### Records
- - - - -

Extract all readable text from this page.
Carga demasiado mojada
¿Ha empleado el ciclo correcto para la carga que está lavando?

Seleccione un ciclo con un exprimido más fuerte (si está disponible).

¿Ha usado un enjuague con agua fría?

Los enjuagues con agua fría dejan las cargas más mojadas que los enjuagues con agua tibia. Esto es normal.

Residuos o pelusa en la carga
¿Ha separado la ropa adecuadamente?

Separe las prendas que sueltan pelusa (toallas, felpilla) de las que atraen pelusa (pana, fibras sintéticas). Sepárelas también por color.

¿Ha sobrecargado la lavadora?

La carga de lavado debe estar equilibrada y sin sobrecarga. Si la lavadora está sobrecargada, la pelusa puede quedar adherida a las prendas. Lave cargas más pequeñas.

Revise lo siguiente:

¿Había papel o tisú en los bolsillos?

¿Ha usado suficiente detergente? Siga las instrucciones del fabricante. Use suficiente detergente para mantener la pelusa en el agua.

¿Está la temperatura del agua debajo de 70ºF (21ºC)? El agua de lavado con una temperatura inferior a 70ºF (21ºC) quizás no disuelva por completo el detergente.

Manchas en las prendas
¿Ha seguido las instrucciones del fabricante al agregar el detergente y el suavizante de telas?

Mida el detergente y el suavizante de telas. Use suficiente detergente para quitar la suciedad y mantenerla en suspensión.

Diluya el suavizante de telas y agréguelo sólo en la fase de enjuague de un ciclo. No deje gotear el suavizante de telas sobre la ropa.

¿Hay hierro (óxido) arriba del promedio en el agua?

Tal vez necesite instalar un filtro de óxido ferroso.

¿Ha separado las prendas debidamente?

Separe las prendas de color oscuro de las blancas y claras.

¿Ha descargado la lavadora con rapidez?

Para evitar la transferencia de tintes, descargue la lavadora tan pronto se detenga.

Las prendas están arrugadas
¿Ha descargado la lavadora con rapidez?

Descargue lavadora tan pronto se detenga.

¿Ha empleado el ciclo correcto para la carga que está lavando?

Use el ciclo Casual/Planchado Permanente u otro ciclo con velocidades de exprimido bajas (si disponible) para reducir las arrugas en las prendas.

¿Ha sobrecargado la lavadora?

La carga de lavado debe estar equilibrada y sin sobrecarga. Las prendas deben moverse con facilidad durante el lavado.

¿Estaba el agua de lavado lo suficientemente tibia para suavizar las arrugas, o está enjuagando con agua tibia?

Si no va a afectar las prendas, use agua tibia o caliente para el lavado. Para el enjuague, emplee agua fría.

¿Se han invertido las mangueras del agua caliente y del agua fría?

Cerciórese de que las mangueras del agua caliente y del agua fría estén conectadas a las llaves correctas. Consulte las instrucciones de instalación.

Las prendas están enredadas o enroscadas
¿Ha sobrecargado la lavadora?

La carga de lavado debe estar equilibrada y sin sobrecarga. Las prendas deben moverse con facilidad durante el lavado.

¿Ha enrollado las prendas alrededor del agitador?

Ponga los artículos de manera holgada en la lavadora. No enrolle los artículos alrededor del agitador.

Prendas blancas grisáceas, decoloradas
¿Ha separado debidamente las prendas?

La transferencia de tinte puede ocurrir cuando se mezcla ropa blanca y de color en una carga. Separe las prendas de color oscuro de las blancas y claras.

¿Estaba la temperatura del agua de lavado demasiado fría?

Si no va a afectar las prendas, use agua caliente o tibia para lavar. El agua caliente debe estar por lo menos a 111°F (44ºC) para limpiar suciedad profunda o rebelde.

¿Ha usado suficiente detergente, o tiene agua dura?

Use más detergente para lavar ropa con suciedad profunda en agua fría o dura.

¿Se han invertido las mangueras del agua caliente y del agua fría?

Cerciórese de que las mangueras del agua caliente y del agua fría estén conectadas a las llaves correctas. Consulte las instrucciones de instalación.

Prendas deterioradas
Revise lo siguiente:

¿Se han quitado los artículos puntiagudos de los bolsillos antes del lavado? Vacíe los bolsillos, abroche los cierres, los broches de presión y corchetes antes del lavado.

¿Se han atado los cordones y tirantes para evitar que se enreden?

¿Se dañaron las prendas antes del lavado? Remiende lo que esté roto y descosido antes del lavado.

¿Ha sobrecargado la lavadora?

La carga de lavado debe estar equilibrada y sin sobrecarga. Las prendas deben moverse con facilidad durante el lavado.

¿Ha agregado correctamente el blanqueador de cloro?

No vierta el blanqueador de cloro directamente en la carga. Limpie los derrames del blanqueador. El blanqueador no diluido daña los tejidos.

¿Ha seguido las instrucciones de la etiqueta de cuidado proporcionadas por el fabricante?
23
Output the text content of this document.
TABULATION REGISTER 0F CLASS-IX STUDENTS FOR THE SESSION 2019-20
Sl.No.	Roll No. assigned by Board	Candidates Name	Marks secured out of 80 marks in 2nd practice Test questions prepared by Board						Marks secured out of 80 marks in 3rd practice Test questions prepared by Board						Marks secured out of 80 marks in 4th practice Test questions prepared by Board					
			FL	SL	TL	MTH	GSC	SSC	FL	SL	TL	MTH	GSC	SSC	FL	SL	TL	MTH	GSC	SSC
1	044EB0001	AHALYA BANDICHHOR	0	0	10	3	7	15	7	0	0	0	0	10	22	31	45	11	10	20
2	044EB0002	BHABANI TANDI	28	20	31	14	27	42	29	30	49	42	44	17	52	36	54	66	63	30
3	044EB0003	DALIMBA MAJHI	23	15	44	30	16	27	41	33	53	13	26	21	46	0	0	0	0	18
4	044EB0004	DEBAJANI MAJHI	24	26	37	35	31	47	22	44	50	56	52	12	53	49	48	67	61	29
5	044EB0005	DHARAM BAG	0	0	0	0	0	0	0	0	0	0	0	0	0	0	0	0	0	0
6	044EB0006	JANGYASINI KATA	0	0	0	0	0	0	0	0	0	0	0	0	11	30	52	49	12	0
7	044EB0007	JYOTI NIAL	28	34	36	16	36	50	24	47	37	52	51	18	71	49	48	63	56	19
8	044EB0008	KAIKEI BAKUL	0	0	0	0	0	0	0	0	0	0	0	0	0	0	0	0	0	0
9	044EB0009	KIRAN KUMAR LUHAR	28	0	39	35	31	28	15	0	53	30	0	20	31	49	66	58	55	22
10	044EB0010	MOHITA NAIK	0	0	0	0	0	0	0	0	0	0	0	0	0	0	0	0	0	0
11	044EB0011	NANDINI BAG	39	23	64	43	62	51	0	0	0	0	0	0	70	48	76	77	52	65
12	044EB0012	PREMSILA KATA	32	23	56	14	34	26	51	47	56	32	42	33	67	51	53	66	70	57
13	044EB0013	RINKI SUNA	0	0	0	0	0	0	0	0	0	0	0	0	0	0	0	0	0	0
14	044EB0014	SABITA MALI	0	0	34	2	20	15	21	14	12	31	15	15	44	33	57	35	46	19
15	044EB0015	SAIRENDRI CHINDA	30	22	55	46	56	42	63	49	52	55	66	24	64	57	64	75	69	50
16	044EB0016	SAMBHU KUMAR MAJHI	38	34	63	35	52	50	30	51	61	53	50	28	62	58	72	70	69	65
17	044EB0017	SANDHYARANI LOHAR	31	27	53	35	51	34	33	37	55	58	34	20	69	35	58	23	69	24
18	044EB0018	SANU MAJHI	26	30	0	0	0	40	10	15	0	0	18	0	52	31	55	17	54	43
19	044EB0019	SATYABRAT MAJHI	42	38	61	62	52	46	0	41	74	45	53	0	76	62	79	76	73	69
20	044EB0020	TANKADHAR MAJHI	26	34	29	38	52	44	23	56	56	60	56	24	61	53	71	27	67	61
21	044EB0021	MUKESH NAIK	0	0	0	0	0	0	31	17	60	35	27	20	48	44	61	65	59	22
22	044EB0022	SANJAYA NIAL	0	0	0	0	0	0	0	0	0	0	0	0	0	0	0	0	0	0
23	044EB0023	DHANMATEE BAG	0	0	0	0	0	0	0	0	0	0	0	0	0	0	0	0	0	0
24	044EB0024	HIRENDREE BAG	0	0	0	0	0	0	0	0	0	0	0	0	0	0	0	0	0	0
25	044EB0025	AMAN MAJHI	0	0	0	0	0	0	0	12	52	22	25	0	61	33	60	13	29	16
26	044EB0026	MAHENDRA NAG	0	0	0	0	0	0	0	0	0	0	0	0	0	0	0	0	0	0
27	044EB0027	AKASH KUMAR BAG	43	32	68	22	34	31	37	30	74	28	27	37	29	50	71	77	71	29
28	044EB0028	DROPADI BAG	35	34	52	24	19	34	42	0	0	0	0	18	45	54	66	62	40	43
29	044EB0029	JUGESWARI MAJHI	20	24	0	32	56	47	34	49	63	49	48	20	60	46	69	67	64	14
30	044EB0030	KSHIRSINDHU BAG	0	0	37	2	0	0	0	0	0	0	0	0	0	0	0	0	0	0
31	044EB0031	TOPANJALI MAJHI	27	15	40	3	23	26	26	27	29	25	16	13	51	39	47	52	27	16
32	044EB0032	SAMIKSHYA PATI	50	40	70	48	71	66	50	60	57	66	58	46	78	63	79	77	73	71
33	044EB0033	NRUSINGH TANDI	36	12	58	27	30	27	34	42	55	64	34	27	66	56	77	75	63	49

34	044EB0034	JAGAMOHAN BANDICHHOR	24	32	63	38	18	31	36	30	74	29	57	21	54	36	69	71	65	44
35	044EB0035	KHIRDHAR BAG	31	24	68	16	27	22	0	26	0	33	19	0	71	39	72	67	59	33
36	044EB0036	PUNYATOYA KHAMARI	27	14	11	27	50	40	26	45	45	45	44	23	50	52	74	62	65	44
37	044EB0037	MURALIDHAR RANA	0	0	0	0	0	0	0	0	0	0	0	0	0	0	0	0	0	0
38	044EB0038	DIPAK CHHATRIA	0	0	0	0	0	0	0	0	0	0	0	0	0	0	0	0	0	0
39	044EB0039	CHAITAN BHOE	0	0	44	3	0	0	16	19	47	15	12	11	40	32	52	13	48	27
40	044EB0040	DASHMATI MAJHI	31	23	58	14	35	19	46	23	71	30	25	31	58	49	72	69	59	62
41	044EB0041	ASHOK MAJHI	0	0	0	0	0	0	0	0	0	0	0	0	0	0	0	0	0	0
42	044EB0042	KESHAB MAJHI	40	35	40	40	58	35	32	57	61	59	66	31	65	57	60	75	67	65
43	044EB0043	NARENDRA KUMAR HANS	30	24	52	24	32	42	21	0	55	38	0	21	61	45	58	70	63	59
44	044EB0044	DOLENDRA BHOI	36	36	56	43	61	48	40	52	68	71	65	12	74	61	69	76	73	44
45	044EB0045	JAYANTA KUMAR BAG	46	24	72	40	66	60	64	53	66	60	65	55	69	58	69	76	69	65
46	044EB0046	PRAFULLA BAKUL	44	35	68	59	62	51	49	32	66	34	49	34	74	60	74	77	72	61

- - - - -

### What you should do
Return all the lines that contain the string "usado".

### Output
¿Ha usado un enjuague con agua fría?
¿Ha usado suficiente detergente? Siga las instrucciones del fabricante. Use suficiente detergente para mantener la pelusa en el agua.
¿Ha usado suficiente detergente, o tiene agua dura?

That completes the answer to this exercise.